• [What is required]: Return the lines beginning at the one that contains "Give me a plain-text" and continuing to the end of the entries, including both ends, exactly as written and nothing else.
-- Start Data excerpts --
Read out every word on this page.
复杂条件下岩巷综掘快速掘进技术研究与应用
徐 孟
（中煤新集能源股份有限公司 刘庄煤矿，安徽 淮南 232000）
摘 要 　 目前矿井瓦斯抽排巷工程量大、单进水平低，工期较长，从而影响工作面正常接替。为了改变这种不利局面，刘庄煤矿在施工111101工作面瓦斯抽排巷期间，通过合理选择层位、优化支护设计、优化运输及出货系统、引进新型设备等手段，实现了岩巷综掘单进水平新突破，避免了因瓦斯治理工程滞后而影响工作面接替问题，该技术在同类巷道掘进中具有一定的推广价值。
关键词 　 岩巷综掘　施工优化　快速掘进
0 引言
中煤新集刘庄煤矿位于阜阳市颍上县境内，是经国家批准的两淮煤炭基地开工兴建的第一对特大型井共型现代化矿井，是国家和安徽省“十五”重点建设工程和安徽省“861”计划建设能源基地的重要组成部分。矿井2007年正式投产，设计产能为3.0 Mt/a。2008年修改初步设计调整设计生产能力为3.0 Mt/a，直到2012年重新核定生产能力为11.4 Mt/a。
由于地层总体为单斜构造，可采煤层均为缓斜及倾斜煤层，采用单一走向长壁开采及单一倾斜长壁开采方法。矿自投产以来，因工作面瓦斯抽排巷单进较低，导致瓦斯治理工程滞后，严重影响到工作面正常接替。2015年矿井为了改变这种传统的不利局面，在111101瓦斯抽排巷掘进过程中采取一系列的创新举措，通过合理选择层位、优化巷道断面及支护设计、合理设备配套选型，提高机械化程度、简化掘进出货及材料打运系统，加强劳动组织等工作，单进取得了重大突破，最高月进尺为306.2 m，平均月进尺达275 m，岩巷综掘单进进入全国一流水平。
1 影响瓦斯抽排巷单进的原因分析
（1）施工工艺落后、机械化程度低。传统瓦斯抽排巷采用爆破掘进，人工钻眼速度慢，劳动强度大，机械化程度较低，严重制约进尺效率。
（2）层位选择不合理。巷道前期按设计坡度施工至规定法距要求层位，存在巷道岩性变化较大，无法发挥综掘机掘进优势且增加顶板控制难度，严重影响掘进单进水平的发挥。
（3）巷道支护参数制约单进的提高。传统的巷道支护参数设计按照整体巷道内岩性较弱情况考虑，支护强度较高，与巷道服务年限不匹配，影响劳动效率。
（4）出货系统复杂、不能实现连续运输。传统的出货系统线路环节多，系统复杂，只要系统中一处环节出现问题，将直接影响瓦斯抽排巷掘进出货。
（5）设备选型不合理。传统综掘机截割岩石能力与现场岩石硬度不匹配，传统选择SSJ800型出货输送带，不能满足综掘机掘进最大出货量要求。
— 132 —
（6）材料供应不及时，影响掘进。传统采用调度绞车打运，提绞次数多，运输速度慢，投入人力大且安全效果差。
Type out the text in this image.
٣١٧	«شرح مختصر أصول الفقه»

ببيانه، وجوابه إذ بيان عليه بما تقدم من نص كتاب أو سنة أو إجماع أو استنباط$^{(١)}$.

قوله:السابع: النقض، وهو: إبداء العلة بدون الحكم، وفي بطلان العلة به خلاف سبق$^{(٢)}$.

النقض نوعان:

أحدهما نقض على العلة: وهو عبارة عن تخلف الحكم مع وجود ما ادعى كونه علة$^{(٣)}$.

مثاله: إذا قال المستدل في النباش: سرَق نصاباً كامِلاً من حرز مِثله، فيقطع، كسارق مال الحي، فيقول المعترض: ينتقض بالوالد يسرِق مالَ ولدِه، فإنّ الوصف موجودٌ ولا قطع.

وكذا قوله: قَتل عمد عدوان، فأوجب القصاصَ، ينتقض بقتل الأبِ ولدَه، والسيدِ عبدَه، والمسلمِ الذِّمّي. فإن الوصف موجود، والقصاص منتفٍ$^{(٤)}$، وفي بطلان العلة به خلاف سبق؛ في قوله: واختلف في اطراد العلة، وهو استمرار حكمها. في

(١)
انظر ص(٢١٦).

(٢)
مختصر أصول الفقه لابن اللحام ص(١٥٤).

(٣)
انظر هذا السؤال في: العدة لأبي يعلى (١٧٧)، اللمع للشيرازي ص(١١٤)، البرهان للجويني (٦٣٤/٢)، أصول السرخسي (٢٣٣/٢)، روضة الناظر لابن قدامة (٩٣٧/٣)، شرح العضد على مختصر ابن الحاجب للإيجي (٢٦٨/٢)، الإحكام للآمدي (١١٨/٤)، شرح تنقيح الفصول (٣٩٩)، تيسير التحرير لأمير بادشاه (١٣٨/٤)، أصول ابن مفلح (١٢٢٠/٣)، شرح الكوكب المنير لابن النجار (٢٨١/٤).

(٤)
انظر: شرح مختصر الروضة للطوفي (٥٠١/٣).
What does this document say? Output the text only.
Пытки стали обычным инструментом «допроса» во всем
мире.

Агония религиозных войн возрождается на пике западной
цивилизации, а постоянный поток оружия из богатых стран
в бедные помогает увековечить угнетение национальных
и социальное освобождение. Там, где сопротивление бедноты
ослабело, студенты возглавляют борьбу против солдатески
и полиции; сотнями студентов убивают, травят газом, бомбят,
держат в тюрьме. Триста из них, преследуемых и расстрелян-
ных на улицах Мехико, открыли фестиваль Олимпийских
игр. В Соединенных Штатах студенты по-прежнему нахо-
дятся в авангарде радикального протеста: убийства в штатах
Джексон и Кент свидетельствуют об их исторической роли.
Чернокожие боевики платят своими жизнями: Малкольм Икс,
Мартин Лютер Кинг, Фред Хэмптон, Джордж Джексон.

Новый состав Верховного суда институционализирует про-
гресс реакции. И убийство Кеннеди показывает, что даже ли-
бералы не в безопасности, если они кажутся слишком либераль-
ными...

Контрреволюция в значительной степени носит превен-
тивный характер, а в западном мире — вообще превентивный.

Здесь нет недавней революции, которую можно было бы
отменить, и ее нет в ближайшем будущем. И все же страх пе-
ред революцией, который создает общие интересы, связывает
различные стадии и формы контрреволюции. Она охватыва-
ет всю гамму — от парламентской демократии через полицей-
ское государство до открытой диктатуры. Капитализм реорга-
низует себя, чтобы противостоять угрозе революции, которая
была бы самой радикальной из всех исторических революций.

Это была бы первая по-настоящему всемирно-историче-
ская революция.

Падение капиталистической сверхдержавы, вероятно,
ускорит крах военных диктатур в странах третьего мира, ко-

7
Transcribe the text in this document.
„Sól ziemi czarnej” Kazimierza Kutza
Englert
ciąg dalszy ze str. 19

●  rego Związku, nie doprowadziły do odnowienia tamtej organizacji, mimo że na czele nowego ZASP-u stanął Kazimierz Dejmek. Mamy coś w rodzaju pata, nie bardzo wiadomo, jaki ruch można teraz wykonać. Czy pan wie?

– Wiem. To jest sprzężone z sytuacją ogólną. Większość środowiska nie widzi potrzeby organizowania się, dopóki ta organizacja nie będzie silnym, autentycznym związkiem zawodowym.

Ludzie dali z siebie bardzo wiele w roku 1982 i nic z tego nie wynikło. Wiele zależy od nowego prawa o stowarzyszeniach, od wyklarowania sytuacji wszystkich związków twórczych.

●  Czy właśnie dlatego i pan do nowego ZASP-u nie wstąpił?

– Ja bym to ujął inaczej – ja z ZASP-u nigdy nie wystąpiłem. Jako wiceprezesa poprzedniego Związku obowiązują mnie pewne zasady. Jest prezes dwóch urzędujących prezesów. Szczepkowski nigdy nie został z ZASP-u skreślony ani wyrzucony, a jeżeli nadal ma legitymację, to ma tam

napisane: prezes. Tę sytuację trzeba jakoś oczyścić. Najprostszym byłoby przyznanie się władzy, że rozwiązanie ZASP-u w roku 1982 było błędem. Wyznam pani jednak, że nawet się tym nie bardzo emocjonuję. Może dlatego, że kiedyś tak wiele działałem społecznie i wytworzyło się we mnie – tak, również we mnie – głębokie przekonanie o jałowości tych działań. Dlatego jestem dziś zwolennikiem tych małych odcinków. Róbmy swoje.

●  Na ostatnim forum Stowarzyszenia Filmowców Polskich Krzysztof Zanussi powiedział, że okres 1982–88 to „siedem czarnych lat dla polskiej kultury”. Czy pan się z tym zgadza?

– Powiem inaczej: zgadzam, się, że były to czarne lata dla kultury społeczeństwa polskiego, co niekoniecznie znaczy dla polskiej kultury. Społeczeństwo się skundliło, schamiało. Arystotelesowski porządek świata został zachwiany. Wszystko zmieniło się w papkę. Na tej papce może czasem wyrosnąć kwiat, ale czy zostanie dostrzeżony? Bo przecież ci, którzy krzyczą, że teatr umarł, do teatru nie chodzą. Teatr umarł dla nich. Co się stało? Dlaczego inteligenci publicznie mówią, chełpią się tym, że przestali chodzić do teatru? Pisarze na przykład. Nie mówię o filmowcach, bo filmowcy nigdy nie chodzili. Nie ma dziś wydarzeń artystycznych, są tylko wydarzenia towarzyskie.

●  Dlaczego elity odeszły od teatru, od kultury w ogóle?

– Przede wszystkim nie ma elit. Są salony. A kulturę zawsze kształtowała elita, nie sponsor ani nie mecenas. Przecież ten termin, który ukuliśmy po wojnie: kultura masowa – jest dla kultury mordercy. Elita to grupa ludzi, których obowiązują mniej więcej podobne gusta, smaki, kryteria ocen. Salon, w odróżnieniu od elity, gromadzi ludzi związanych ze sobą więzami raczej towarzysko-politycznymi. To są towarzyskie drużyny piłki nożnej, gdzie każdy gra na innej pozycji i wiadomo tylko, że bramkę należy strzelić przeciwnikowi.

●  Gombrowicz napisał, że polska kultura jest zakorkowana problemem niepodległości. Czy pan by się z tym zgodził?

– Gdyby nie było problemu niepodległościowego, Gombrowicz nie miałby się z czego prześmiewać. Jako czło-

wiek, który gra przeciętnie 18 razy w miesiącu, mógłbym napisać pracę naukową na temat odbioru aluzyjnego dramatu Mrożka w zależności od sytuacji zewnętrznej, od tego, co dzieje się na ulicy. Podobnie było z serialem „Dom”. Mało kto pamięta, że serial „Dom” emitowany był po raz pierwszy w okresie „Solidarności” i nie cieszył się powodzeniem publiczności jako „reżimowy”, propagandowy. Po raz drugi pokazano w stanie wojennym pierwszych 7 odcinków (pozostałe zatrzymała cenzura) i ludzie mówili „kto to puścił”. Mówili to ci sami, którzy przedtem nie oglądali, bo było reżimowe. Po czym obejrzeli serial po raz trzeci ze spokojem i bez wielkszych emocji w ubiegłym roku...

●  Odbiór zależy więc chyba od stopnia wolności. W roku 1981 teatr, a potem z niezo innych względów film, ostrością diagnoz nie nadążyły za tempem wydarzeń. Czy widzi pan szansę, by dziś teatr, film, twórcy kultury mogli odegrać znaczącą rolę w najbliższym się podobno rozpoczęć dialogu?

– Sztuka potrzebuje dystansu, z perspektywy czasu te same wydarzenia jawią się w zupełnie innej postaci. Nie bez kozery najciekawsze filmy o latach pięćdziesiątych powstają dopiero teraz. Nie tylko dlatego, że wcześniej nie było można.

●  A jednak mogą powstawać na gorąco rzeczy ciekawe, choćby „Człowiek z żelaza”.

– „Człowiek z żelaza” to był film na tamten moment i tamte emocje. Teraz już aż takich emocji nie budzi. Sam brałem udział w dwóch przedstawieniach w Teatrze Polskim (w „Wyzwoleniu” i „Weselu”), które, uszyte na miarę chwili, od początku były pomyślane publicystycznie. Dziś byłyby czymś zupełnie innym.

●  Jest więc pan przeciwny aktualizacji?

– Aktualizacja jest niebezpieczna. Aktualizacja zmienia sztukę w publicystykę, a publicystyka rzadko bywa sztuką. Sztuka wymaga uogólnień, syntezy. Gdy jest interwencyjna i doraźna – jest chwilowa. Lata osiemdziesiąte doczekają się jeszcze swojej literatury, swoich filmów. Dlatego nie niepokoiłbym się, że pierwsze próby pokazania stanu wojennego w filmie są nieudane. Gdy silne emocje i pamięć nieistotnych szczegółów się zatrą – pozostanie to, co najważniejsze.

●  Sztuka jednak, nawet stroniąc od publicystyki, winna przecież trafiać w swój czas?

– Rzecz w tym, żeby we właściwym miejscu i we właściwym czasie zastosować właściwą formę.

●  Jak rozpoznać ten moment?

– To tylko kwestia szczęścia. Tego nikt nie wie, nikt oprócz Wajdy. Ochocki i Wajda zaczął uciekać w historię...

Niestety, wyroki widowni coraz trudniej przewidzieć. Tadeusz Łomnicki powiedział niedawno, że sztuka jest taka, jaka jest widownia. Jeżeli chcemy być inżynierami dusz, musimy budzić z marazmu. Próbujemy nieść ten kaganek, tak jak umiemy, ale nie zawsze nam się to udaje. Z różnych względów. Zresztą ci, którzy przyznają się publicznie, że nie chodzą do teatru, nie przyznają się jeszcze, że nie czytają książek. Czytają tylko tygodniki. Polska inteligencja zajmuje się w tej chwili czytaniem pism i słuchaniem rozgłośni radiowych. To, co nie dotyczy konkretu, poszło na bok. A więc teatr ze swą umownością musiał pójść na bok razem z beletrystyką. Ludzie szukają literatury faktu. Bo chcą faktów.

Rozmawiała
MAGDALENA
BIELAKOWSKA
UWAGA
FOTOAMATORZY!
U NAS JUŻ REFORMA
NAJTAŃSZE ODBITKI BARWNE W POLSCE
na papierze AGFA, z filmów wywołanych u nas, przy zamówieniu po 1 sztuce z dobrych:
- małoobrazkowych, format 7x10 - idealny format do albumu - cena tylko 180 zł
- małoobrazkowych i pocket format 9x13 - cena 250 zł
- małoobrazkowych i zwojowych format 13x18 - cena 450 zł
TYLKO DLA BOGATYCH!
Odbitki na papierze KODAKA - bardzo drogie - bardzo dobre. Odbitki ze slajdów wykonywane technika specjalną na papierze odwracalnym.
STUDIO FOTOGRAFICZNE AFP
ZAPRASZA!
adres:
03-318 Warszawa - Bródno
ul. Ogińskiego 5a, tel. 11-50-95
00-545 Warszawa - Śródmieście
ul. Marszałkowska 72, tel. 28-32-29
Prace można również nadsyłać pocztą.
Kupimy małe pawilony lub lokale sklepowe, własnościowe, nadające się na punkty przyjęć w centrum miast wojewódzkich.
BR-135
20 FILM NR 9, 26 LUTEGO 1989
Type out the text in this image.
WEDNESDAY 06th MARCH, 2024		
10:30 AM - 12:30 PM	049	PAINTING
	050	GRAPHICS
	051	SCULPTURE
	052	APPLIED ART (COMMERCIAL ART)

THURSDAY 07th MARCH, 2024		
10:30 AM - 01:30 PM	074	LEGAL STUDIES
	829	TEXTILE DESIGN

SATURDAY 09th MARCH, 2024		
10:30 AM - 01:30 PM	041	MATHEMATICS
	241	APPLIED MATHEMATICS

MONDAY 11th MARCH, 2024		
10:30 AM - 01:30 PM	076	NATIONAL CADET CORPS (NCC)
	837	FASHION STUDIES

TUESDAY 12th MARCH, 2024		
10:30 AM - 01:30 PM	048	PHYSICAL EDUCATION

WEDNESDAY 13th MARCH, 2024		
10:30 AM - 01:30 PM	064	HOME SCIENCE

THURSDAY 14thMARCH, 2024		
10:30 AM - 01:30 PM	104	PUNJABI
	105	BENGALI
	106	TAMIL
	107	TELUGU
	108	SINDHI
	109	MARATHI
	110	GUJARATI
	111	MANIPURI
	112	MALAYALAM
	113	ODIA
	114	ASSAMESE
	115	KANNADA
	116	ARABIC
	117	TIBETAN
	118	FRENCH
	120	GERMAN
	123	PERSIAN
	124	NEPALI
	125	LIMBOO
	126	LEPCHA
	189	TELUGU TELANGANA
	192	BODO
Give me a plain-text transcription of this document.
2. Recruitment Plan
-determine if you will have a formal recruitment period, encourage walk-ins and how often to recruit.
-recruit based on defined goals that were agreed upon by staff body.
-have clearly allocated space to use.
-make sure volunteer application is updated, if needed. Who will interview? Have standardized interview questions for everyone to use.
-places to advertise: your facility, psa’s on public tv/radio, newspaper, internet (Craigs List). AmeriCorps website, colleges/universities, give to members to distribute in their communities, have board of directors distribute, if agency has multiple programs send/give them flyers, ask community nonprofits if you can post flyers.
-- End Data excerpts --
• [Final answer]:
Give me a plain-text transcription of this document.
2. Recruitment Plan
-determine if you will have a formal recruitment period, encourage walk-ins and how often to recruit.
-recruit based on defined goals that were agreed upon by staff body.
-have clearly allocated space to use.
-make sure volunteer application is updated, if needed. Who will interview? Have standardized interview questions for everyone to use.
-places to advertise: your facility, psa’s on public tv/radio, newspaper, internet (Craigs List). AmeriCorps website, colleges/universities, give to members to distribute in their communities, have board of directors distribute, if agency has multiple programs send/give them flyers, ask community nonprofits if you can post flyers.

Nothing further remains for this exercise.